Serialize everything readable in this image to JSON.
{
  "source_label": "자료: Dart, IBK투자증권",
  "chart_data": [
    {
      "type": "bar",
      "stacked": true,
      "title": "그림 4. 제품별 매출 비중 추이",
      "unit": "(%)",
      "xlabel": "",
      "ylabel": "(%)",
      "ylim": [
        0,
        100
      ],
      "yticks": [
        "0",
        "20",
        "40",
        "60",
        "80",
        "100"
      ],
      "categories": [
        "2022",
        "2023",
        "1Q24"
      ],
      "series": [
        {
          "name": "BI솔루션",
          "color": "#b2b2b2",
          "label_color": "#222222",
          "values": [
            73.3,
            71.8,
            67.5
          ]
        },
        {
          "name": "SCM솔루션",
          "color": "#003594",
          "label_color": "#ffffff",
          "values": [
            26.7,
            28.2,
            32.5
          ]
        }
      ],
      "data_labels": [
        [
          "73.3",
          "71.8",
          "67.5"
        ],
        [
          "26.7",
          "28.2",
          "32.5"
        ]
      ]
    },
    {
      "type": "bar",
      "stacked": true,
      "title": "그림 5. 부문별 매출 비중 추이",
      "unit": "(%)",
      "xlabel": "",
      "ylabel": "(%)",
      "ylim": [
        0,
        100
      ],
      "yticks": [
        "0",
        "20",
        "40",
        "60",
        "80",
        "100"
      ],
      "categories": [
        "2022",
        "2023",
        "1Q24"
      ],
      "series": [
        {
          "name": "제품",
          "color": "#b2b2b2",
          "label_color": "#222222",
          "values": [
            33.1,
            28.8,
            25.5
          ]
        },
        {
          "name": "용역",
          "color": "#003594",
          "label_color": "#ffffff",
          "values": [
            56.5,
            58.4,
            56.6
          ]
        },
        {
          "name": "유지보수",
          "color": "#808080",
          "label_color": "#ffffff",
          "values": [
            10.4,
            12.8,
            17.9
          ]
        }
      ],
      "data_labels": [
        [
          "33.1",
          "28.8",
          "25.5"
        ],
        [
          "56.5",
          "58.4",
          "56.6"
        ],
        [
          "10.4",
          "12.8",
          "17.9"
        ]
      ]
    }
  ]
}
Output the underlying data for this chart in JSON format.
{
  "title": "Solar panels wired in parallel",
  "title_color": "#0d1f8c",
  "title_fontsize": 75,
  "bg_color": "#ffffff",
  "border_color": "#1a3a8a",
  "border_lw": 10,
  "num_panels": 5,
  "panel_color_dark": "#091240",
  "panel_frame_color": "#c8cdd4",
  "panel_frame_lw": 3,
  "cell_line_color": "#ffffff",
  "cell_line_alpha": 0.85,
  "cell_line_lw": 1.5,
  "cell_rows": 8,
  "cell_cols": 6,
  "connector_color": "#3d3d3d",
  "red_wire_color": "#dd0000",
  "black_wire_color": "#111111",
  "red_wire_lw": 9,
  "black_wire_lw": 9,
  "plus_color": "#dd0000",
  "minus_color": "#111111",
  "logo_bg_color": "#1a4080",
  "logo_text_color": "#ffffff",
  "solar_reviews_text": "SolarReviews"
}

────────────────────────────────────────

• _WHAT TO DO_
Your task is to repeat each line of the material exactly.

• _TASK RESULT_
Serialize everything readable in this image to JSON.
{
  "source_label": "자료: Dart, IBK투자증권",
  "chart_data": [
    {
      "type": "bar",
      "stacked": true,
      "title": "그림 4. 제품별 매출 비중 추이",
      "unit": "(%)",
      "xlabel": "",
      "ylabel": "(%)",
      "ylim": [
        0,
        100
      ],
      "yticks": [
        "0",
        "20",
        "40",
        "60",
        "80",
        "100"
      ],
      "categories": [
        "2022",
        "2023",
        "1Q24"
      ],
      "series": [
        {
          "name": "BI솔루션",
          "color": "#b2b2b2",
          "label_color": "#222222",
          "values": [
            73.3,
            71.8,
            67.5
          ]
        },
        {
          "name": "SCM솔루션",
          "color": "#003594",
          "label_color": "#ffffff",
          "values": [
            26.7,
            28.2,
            32.5
          ]
        }
      ],
      "data_labels": [
        [
          "73.3",
          "71.8",
          "67.5"
        ],
        [
          "26.7",
          "28.2",
          "32.5"
        ]
      ]
    },
    {
      "type": "bar",
      "stacked": true,
      "title": "그림 5. 부문별 매출 비중 추이",
      "unit": "(%)",
      "xlabel": "",
      "ylabel": "(%)",
      "ylim": [
        0,
        100
      ],
      "yticks": [
        "0",
        "20",
        "40",
        "60",
        "80",
        "100"
      ],
      "categories": [
        "2022",
        "2023",
        "1Q24"
      ],
      "series": [
        {
          "name": "제품",
          "color": "#b2b2b2",
          "label_color": "#222222",
          "values": [
            33.1,
            28.8,
            25.5
          ]
        },
        {
          "name": "용역",
          "color": "#003594",
          "label_color": "#ffffff",
          "values": [
            56.5,
            58.4,
            56.6
          ]
        },
        {
          "name": "유지보수",
          "color": "#808080",
          "label_color": "#ffffff",
          "values": [
            10.4,
            12.8,
            17.9
          ]
        }
      ],
      "data_labels": [
        [
          "33.1",
          "28.8",
          "25.5"
        ],
        [
          "56.5",
          "58.4",
          "56.6"
        ],
        [
          "10.4",
          "12.8",
          "17.9"
        ]
      ]
    }
  ]
}
Output the underlying data for this chart in JSON format.
{
  "title": "Solar panels wired in parallel",
  "title_color": "#0d1f8c",
  "title_fontsize": 75,
  "bg_color": "#ffffff",
  "border_color": "#1a3a8a",
  "border_lw": 10,
  "num_panels": 5,
  "panel_color_dark": "#091240",
  "panel_frame_color": "#c8cdd4",
  "panel_frame_lw": 3,
  "cell_line_color": "#ffffff",
  "cell_line_alpha": 0.85,
  "cell_line_lw": 1.5,
  "cell_rows": 8,
  "cell_cols": 6,
  "connector_color": "#3d3d3d",
  "red_wire_color": "#dd0000",
  "black_wire_color": "#111111",
  "red_wire_lw": 9,
  "black_wire_lw": 9,
  "plus_color": "#dd0000",
  "minus_color": "#111111",
  "logo_bg_color": "#1a4080",
  "logo_text_color": "#ffffff",
  "solar_reviews_text": "SolarReviews"
}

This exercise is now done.